__Work to do__. Repeat the whole listing exactly as written.

__Records from a data collection__.

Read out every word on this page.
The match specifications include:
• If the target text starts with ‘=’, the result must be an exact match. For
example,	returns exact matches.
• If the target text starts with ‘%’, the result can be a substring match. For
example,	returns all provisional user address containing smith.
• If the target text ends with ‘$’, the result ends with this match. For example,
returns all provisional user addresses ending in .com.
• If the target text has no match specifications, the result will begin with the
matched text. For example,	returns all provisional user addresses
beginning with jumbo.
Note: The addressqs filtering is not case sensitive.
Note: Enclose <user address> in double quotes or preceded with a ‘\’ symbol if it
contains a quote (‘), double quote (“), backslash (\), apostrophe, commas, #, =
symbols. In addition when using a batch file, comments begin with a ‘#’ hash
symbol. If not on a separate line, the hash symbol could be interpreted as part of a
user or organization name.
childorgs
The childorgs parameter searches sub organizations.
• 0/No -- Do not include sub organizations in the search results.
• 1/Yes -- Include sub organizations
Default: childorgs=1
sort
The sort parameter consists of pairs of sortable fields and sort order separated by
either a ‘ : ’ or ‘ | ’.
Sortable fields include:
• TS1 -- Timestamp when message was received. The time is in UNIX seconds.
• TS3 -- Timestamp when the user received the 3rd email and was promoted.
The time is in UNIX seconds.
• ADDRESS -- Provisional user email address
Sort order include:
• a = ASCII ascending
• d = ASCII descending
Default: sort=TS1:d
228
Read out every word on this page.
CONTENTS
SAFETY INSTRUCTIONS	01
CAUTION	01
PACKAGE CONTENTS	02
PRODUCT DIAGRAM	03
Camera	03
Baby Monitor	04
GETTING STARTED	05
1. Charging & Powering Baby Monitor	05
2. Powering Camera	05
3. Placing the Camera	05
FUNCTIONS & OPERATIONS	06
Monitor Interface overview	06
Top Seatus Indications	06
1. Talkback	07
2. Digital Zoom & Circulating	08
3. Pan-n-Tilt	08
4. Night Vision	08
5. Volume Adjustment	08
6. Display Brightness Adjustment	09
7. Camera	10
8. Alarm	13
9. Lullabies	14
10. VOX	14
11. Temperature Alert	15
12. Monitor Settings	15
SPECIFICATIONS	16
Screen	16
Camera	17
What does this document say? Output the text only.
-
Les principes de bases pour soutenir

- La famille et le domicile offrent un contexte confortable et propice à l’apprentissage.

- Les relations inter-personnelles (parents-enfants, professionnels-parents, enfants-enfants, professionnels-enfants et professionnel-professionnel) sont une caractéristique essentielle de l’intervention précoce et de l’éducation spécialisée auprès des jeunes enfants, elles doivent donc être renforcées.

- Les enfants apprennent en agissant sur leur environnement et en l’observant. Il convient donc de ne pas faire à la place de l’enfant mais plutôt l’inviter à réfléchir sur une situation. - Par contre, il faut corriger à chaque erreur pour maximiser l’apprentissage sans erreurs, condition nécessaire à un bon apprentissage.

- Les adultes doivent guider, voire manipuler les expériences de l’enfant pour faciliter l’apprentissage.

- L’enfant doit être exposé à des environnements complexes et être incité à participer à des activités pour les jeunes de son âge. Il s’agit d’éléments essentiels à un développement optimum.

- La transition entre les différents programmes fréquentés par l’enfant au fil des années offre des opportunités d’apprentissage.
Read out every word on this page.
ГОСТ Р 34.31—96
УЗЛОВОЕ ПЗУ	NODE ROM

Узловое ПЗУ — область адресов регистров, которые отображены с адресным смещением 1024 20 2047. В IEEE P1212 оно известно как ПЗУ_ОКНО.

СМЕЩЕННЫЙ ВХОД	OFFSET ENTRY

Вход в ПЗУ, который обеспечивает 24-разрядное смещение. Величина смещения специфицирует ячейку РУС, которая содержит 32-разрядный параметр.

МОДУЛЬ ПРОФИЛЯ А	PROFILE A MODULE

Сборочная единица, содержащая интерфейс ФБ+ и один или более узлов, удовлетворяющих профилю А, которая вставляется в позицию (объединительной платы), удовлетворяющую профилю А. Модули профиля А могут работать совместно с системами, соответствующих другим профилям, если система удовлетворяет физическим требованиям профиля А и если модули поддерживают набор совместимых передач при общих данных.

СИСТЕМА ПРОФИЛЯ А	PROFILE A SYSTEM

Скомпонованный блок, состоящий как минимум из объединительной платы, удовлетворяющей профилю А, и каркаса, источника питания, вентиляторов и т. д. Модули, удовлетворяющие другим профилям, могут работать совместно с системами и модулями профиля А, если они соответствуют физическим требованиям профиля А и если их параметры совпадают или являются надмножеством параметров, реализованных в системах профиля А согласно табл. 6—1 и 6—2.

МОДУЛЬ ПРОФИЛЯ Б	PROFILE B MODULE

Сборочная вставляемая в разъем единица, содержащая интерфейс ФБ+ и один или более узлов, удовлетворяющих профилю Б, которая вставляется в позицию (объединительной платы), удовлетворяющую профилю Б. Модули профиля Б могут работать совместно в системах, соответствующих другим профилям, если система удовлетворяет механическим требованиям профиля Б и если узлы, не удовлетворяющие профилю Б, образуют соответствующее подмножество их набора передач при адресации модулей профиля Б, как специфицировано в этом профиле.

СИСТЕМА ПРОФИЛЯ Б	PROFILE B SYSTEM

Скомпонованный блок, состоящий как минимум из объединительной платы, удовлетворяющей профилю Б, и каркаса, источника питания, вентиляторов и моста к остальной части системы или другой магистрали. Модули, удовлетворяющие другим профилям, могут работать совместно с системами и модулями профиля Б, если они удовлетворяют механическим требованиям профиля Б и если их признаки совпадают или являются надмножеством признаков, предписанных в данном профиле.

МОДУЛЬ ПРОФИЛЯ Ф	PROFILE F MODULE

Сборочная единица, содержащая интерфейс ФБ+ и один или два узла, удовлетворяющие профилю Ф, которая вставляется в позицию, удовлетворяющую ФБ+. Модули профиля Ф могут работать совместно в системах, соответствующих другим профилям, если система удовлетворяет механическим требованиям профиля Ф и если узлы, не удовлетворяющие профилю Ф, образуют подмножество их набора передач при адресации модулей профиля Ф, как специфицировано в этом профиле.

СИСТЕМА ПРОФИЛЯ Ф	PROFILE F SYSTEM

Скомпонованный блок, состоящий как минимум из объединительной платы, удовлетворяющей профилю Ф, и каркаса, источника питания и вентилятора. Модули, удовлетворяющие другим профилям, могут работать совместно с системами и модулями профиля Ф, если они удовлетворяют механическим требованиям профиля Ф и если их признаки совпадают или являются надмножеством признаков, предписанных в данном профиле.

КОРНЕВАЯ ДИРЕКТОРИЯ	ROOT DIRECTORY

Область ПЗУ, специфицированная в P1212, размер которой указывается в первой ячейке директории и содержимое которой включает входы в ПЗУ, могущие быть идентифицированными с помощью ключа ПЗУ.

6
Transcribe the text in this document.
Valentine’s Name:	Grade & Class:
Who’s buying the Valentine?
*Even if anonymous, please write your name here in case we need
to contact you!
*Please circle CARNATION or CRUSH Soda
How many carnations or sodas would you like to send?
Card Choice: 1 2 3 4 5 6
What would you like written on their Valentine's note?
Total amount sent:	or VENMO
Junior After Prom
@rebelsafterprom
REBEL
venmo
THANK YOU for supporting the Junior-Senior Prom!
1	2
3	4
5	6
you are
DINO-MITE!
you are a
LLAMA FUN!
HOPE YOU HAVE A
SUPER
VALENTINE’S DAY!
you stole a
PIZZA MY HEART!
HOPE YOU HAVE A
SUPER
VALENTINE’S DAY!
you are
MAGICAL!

__Output of the task__.
Read out every word on this page.
The match specifications include:
• If the target text starts with ‘=’, the result must be an exact match. For
example,	returns exact matches.
• If the target text starts with ‘%’, the result can be a substring match. For
example,	returns all provisional user address containing smith.
• If the target text ends with ‘$’, the result ends with this match. For example,
returns all provisional user addresses ending in .com.
• If the target text has no match specifications, the result will begin with the
matched text. For example,	returns all provisional user addresses
beginning with jumbo.
Note: The addressqs filtering is not case sensitive.
Note: Enclose <user address> in double quotes or preceded with a ‘\’ symbol if it
contains a quote (‘), double quote (“), backslash (\), apostrophe, commas, #, =
symbols. In addition when using a batch file, comments begin with a ‘#’ hash
symbol. If not on a separate line, the hash symbol could be interpreted as part of a
user or organization name.
childorgs
The childorgs parameter searches sub organizations.
• 0/No -- Do not include sub organizations in the search results.
• 1/Yes -- Include sub organizations
Default: childorgs=1
sort
The sort parameter consists of pairs of sortable fields and sort order separated by
either a ‘ : ’ or ‘ | ’.
Sortable fields include:
• TS1 -- Timestamp when message was received. The time is in UNIX seconds.
• TS3 -- Timestamp when the user received the 3rd email and was promoted.
The time is in UNIX seconds.
• ADDRESS -- Provisional user email address
Sort order include:
• a = ASCII ascending
• d = ASCII descending
Default: sort=TS1:d
228
Read out every word on this page.
CONTENTS
SAFETY INSTRUCTIONS	01
CAUTION	01
PACKAGE CONTENTS	02
PRODUCT DIAGRAM	03
Camera	03
Baby Monitor	04
GETTING STARTED	05
1. Charging & Powering Baby Monitor	05
2. Powering Camera	05
3. Placing the Camera	05
FUNCTIONS & OPERATIONS	06
Monitor Interface overview	06
Top Seatus Indications	06
1. Talkback	07
2. Digital Zoom & Circulating	08
3. Pan-n-Tilt	08
4. Night Vision	08
5. Volume Adjustment	08
6. Display Brightness Adjustment	09
7. Camera	10
8. Alarm	13
9. Lullabies	14
10. VOX	14
11. Temperature Alert	15
12. Monitor Settings	15
SPECIFICATIONS	16
Screen	16
Camera	17
What does this document say? Output the text only.
-
Les principes de bases pour soutenir

- La famille et le domicile offrent un contexte confortable et propice à l’apprentissage.

- Les relations inter-personnelles (parents-enfants, professionnels-parents, enfants-enfants, professionnels-enfants et professionnel-professionnel) sont une caractéristique essentielle de l’intervention précoce et de l’éducation spécialisée auprès des jeunes enfants, elles doivent donc être renforcées.

- Les enfants apprennent en agissant sur leur environnement et en l’observant. Il convient donc de ne pas faire à la place de l’enfant mais plutôt l’inviter à réfléchir sur une situation. - Par contre, il faut corriger à chaque erreur pour maximiser l’apprentissage sans erreurs, condition nécessaire à un bon apprentissage.

- Les adultes doivent guider, voire manipuler les expériences de l’enfant pour faciliter l’apprentissage.

- L’enfant doit être exposé à des environnements complexes et être incité à participer à des activités pour les jeunes de son âge. Il s’agit d’éléments essentiels à un développement optimum.

- La transition entre les différents programmes fréquentés par l’enfant au fil des années offre des opportunités d’apprentissage.
Read out every word on this page.
ГОСТ Р 34.31—96
УЗЛОВОЕ ПЗУ	NODE ROM

Узловое ПЗУ — область адресов регистров, которые отображены с адресным смещением 1024 20 2047. В IEEE P1212 оно известно как ПЗУ_ОКНО.

СМЕЩЕННЫЙ ВХОД	OFFSET ENTRY

Вход в ПЗУ, который обеспечивает 24-разрядное смещение. Величина смещения специфицирует ячейку РУС, которая содержит 32-разрядный параметр.

МОДУЛЬ ПРОФИЛЯ А	PROFILE A MODULE

Сборочная единица, содержащая интерфейс ФБ+ и один или более узлов, удовлетворяющих профилю А, которая вставляется в позицию (объединительной платы), удовлетворяющую профилю А. Модули профиля А могут работать совместно с системами, соответствующих другим профилям, если система удовлетворяет физическим требованиям профиля А и если модули поддерживают набор совместимых передач при общих данных.

СИСТЕМА ПРОФИЛЯ А	PROFILE A SYSTEM

Скомпонованный блок, состоящий как минимум из объединительной платы, удовлетворяющей профилю А, и каркаса, источника питания, вентиляторов и т. д. Модули, удовлетворяющие другим профилям, могут работать совместно с системами и модулями профиля А, если они соответствуют физическим требованиям профиля А и если их параметры совпадают или являются надмножеством параметров, реализованных в системах профиля А согласно табл. 6—1 и 6—2.

МОДУЛЬ ПРОФИЛЯ Б	PROFILE B MODULE

Сборочная вставляемая в разъем единица, содержащая интерфейс ФБ+ и один или более узлов, удовлетворяющих профилю Б, которая вставляется в позицию (объединительной платы), удовлетворяющую профилю Б. Модули профиля Б могут работать совместно в системах, соответствующих другим профилям, если система удовлетворяет механическим требованиям профиля Б и если узлы, не удовлетворяющие профилю Б, образуют соответствующее подмножество их набора передач при адресации модулей профиля Б, как специфицировано в этом профиле.

СИСТЕМА ПРОФИЛЯ Б	PROFILE B SYSTEM

Скомпонованный блок, состоящий как минимум из объединительной платы, удовлетворяющей профилю Б, и каркаса, источника питания, вентиляторов и моста к остальной части системы или другой магистрали. Модули, удовлетворяющие другим профилям, могут работать совместно с системами и модулями профиля Б, если они удовлетворяют механическим требованиям профиля Б и если их признаки совпадают или являются надмножеством признаков, предписанных в данном профиле.

МОДУЛЬ ПРОФИЛЯ Ф	PROFILE F MODULE

Сборочная единица, содержащая интерфейс ФБ+ и один или два узла, удовлетворяющие профилю Ф, которая вставляется в позицию, удовлетворяющую ФБ+. Модули профиля Ф могут работать совместно в системах, соответствующих другим профилям, если система удовлетворяет механическим требованиям профиля Ф и если узлы, не удовлетворяющие профилю Ф, образуют подмножество их набора передач при адресации модулей профиля Ф, как специфицировано в этом профиле.

СИСТЕМА ПРОФИЛЯ Ф	PROFILE F SYSTEM

Скомпонованный блок, состоящий как минимум из объединительной платы, удовлетворяющей профилю Ф, и каркаса, источника питания и вентилятора. Модули, удовлетворяющие другим профилям, могут работать совместно с системами и модулями профиля Ф, если они удовлетворяют механическим требованиям профиля Ф и если их признаки совпадают или являются надмножеством признаков, предписанных в данном профиле.

КОРНЕВАЯ ДИРЕКТОРИЯ	ROOT DIRECTORY

Область ПЗУ, специфицированная в P1212, размер которой указывается в первой ячейке директории и содержимое которой включает входы в ПЗУ, могущие быть идентифицированными с помощью ключа ПЗУ.

6
Transcribe the text in this document.
Valentine’s Name:	Grade & Class:
Who’s buying the Valentine?
*Even if anonymous, please write your name here in case we need
to contact you!
*Please circle CARNATION or CRUSH Soda
How many carnations or sodas would you like to send?
Card Choice: 1 2 3 4 5 6
What would you like written on their Valentine's note?
Total amount sent:	or VENMO
Junior After Prom
@rebelsafterprom
REBEL
venmo
THANK YOU for supporting the Junior-Senior Prom!
1	2
3	4
5	6
you are
DINO-MITE!
you are a
LLAMA FUN!
HOPE YOU HAVE A
SUPER
VALENTINE’S DAY!
you stole a
PIZZA MY HEART!
HOPE YOU HAVE A
SUPER
VALENTINE’S DAY!
you are
MAGICAL!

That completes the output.